Set down, word for word, the stretch of lines from the one containing "What does this" to the end of the records below.

--- THE DATA ---

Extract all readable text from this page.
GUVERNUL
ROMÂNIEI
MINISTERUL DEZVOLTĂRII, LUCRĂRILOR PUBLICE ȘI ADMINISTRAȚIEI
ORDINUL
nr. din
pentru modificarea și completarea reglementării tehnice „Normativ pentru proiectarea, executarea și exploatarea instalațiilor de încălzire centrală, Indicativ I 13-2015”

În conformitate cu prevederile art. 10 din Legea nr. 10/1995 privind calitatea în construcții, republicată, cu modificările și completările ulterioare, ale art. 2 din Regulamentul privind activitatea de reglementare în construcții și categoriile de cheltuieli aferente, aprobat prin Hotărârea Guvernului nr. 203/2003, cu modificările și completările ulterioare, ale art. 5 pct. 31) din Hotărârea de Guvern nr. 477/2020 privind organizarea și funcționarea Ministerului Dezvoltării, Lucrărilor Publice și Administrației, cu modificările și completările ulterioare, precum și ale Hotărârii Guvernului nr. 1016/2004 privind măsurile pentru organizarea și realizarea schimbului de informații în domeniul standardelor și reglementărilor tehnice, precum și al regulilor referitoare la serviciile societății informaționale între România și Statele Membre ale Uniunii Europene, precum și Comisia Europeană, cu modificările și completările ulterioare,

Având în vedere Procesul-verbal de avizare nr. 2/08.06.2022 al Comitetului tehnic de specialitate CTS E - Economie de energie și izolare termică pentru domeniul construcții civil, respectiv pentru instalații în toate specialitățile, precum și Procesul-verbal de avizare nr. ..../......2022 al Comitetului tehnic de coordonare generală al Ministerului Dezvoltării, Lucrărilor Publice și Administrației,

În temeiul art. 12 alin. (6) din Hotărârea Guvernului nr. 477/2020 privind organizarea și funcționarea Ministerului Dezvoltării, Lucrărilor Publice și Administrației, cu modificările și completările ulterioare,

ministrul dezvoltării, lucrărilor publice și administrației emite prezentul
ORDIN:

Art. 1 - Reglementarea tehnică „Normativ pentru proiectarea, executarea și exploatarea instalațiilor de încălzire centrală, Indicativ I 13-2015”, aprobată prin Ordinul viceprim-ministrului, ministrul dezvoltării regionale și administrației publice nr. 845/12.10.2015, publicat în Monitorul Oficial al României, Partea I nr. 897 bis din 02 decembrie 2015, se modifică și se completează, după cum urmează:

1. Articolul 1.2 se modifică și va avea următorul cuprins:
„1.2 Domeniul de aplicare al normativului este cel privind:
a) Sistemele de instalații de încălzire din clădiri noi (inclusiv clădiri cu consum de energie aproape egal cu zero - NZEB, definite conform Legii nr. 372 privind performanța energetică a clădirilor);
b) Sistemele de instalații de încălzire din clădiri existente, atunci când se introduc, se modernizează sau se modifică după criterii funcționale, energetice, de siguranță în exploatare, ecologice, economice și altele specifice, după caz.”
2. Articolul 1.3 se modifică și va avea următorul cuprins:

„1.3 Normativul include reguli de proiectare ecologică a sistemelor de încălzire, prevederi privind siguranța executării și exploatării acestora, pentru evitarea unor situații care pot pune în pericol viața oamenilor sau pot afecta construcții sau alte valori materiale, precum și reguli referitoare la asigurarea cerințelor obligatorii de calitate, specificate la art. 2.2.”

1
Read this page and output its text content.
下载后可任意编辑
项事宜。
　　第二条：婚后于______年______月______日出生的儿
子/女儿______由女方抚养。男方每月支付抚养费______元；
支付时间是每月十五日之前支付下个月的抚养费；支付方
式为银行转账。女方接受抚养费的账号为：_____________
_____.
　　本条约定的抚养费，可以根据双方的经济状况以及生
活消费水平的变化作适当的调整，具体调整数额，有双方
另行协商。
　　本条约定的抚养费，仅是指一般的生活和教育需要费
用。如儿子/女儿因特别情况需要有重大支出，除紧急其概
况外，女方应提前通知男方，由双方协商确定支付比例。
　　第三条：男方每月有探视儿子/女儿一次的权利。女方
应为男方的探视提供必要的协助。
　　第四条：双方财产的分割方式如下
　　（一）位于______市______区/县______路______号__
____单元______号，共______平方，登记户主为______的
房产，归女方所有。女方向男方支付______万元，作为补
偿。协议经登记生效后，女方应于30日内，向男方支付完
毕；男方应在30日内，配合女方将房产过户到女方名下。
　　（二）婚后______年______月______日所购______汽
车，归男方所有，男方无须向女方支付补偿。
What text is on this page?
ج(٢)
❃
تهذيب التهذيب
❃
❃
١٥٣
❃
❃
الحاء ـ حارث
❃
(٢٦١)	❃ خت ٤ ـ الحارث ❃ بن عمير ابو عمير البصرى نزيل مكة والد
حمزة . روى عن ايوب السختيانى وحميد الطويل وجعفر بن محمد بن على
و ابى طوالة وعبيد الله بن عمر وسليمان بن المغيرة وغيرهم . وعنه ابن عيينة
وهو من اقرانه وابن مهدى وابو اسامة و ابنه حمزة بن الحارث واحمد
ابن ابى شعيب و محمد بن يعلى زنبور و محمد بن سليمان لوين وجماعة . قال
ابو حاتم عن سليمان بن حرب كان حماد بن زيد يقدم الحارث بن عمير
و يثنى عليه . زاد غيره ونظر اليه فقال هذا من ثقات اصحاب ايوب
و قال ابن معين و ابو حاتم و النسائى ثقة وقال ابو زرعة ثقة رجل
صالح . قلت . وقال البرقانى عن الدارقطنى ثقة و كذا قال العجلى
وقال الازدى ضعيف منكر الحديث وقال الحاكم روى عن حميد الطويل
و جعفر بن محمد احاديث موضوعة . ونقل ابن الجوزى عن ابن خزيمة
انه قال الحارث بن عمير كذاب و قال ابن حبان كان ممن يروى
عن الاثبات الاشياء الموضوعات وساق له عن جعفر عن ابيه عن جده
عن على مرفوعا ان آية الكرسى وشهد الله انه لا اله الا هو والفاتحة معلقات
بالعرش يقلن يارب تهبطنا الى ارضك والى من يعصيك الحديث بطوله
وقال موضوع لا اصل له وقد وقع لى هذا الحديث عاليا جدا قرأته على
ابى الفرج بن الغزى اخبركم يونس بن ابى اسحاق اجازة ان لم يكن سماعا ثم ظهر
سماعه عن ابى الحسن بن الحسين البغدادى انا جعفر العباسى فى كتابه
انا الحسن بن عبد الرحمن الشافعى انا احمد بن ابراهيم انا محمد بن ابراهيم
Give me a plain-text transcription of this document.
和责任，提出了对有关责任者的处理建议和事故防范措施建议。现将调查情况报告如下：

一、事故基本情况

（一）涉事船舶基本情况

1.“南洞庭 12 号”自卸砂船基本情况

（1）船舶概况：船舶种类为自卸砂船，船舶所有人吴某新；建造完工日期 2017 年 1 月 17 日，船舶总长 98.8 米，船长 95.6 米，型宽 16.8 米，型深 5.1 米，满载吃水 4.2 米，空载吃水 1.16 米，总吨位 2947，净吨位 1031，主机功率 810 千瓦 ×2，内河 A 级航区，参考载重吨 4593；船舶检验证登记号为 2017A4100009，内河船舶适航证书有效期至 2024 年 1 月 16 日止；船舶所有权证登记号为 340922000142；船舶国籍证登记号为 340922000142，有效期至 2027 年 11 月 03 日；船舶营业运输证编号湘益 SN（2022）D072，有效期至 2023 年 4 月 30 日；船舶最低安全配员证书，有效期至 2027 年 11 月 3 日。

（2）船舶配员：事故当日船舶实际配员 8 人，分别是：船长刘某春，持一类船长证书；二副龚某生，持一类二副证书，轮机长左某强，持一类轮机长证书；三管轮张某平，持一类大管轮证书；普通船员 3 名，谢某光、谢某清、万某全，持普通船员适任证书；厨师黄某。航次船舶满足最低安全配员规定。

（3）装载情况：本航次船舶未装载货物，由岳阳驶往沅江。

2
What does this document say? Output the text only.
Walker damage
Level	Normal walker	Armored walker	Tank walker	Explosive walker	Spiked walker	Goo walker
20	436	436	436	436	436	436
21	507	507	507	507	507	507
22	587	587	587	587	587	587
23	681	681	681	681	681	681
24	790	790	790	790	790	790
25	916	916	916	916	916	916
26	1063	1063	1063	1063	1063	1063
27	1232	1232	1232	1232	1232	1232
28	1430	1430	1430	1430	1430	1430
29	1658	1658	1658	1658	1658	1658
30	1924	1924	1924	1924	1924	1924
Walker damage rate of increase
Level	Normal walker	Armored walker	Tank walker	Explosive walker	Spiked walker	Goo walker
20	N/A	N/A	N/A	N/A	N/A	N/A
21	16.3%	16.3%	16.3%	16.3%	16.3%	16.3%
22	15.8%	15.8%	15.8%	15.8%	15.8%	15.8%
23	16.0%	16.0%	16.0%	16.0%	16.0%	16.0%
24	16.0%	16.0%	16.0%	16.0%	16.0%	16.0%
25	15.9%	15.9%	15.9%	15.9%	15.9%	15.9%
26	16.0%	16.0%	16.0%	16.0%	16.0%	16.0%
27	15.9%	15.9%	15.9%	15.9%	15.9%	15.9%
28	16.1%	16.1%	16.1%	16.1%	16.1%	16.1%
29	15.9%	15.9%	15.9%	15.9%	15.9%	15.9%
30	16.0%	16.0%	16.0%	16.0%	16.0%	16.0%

---

> **THE COMPLETED TASK**:
What does this document say? Output the text only.
Walker damage
Level	Normal walker	Armored walker	Tank walker	Explosive walker	Spiked walker	Goo walker
20	436	436	436	436	436	436
21	507	507	507	507	507	507
22	587	587	587	587	587	587
23	681	681	681	681	681	681
24	790	790	790	790	790	790
25	916	916	916	916	916	916
26	1063	1063	1063	1063	1063	1063
27	1232	1232	1232	1232	1232	1232
28	1430	1430	1430	1430	1430	1430
29	1658	1658	1658	1658	1658	1658
30	1924	1924	1924	1924	1924	1924
Walker damage rate of increase
Level	Normal walker	Armored walker	Tank walker	Explosive walker	Spiked walker	Goo walker
20	N/A	N/A	N/A	N/A	N/A	N/A
21	16.3%	16.3%	16.3%	16.3%	16.3%	16.3%
22	15.8%	15.8%	15.8%	15.8%	15.8%	15.8%
23	16.0%	16.0%	16.0%	16.0%	16.0%	16.0%
24	16.0%	16.0%	16.0%	16.0%	16.0%	16.0%
25	15.9%	15.9%	15.9%	15.9%	15.9%	15.9%
26	16.0%	16.0%	16.0%	16.0%	16.0%	16.0%
27	15.9%	15.9%	15.9%	15.9%	15.9%	15.9%
28	16.1%	16.1%	16.1%	16.1%	16.1%	16.1%
29	15.9%	15.9%	15.9%	15.9%	15.9%	15.9%
30	16.0%	16.0%	16.0%	16.0%	16.0%	16.0%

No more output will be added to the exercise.